**Material provided**.
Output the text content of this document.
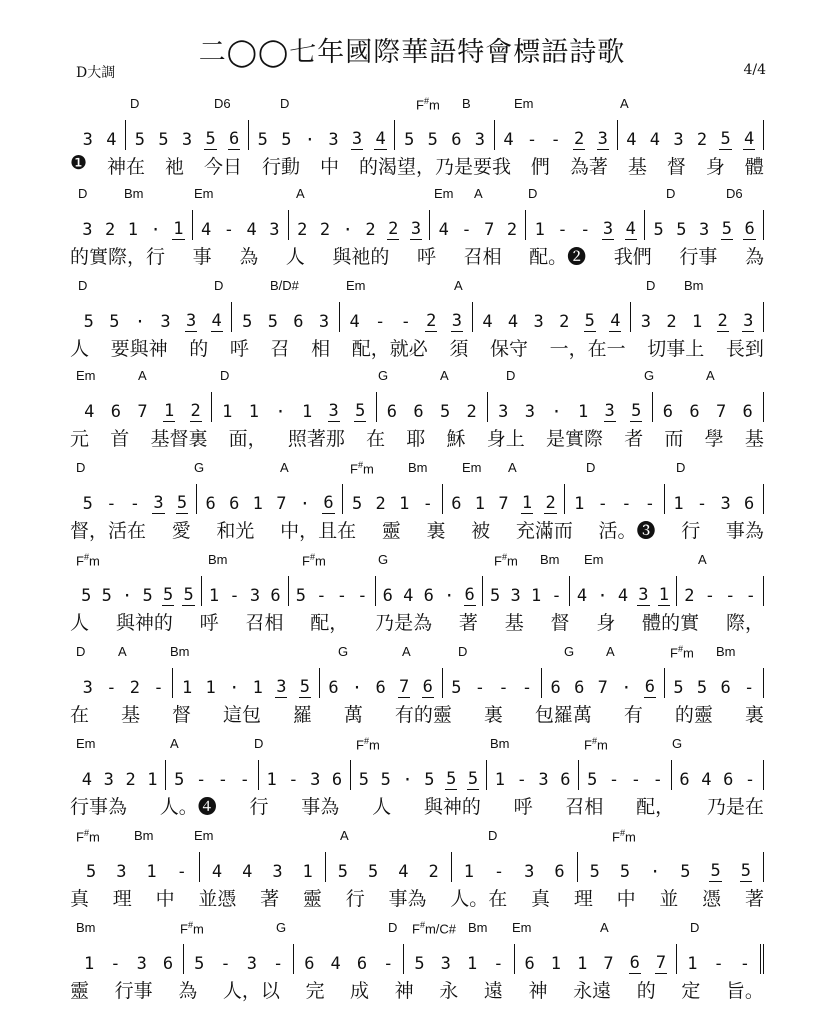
二◯◯七年國際華語特會標語詩歌
D大調	4/4
D	D6	D	F#m B	Em	A
3 4 5 5 3 5 6 5 5 · 3 3 4 5 5 6 3 4 - - 2 3 4 4 3 2 5 4
❶ 神在 祂 今日 行動 中 的渴望，乃是要我 們 為著 基 督 身 體
D	Bm	Em	A	Em A	D	D	D6
3 2 1 · 1 4 - 4 3 2 2 · 2 2 3 4 - 7 2 1 - - 3 4 5 5 3 5 6
的實際，行 事 為 人 與祂的 呼 召相 配。❷ 我們 行事 為
D	D	B/D#	Em	A	D Bm
5 5 · 3 3 4 5 5 6 3 4 - - 2 3 4 4 3 2 5 4 3 2 1 2 3
人 要與神 的 呼 召 相 配，就必 須 保守 一，在一 切事上 長到
Em	A	D	G	A	D	G	A
4 6 7 1 2 1 1 · 1 3 5 6 6 5 2 3 3 · 1 3 5 6 6 7 6
元 首 基督裏 面， 照著那 在 耶 穌 身上 是實際 者 而 學 基
D	G	A	F#m	Bm	Em A	D	D
5 - - 3 5 6 6 1 7 · 6 5 2 1 - 6 1 7 1 2 1 - - - 1 - 3 6
督，活在 愛 和光 中，且在 靈 裏 被 充滿而 活。❸ 行 事為
F#m	Bm	F#m	G	F#m Bm Em	A
5 5 · 5 5 5 1 - 3 6 5 - - - 6 4 6 · 6 5 3 1 - 4 · 4 3 1 2 - - -
人 與神的 呼 召相 配， 乃是為 著 基 督 身 體的實 際，
D	A	Bm	G	A	D	G A	F#m Bm
3 - 2 - 1 1 · 1 3 5 6 · 6 7 6 5 - - - 6 6 7 · 6 5 5 6 -
在 基 督 這包 羅 萬 有的靈 裏 包羅萬 有 的靈 裏
Em	A	D	F#m	Bm	F#m	G
4 3 2 1 5 - - - 1 - 3 6 5 5 · 5 5 5 1 - 3 6 5 - - - 6 4 6 -
行事為 人。❹ 行 事為 人 與神的 呼 召相 配， 乃是在
F#m	Bm	Em	A	D	F#m
5 3 1 - 4 4 3 1 5 5 4 2 1 - 3 6 5 5 · 5 5 5
真 理 中 並憑 著 靈 行 事為 人。在 真 理 中 並 憑 著
Bm	F#m	G	D F#m/C# Bm Em	A	D
1 - 3 6 5 - 3 - 6 4 6 - 5 3 1 - 6 1 1 7 6 7 1 - -
靈 行事 為 人，以 完 成 神 永 遠 神 永遠 的 定 旨。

**Problem to work on**. Return each line exactly as written. Any picture gets left out.

**Answer**.
Output the text content of this document.
二◯◯七年國際華語特會標語詩歌
D大調	4/4
D	D6	D	F#m B	Em	A
3 4 5 5 3 5 6 5 5 · 3 3 4 5 5 6 3 4 - - 2 3 4 4 3 2 5 4
❶ 神在 祂 今日 行動 中 的渴望，乃是要我 們 為著 基 督 身 體
D	Bm	Em	A	Em A	D	D	D6
3 2 1 · 1 4 - 4 3 2 2 · 2 2 3 4 - 7 2 1 - - 3 4 5 5 3 5 6
的實際，行 事 為 人 與祂的 呼 召相 配。❷ 我們 行事 為
D	D	B/D#	Em	A	D Bm
5 5 · 3 3 4 5 5 6 3 4 - - 2 3 4 4 3 2 5 4 3 2 1 2 3
人 要與神 的 呼 召 相 配，就必 須 保守 一，在一 切事上 長到
Em	A	D	G	A	D	G	A
4 6 7 1 2 1 1 · 1 3 5 6 6 5 2 3 3 · 1 3 5 6 6 7 6
元 首 基督裏 面， 照著那 在 耶 穌 身上 是實際 者 而 學 基
D	G	A	F#m	Bm	Em A	D	D
5 - - 3 5 6 6 1 7 · 6 5 2 1 - 6 1 7 1 2 1 - - - 1 - 3 6
督，活在 愛 和光 中，且在 靈 裏 被 充滿而 活。❸ 行 事為
F#m	Bm	F#m	G	F#m Bm Em	A
5 5 · 5 5 5 1 - 3 6 5 - - - 6 4 6 · 6 5 3 1 - 4 · 4 3 1 2 - - -
人 與神的 呼 召相 配， 乃是為 著 基 督 身 體的實 際，
D	A	Bm	G	A	D	G A	F#m Bm
3 - 2 - 1 1 · 1 3 5 6 · 6 7 6 5 - - - 6 6 7 · 6 5 5 6 -
在 基 督 這包 羅 萬 有的靈 裏 包羅萬 有 的靈 裏
Em	A	D	F#m	Bm	F#m	G
4 3 2 1 5 - - - 1 - 3 6 5 5 · 5 5 5 1 - 3 6 5 - - - 6 4 6 -
行事為 人。❹ 行 事為 人 與神的 呼 召相 配， 乃是在
F#m	Bm	Em	A	D	F#m
5 3 1 - 4 4 3 1 5 5 4 2 1 - 3 6 5 5 · 5 5 5
真 理 中 並憑 著 靈 行 事為 人。在 真 理 中 並 憑 著
Bm	F#m	G	D F#m/C# Bm Em	A	D
1 - 3 6 5 - 3 - 6 4 6 - 5 3 1 - 6 1 1 7 6 7 1 - -
靈 行事 為 人，以 完 成 神 永 遠 神 永遠 的 定 旨。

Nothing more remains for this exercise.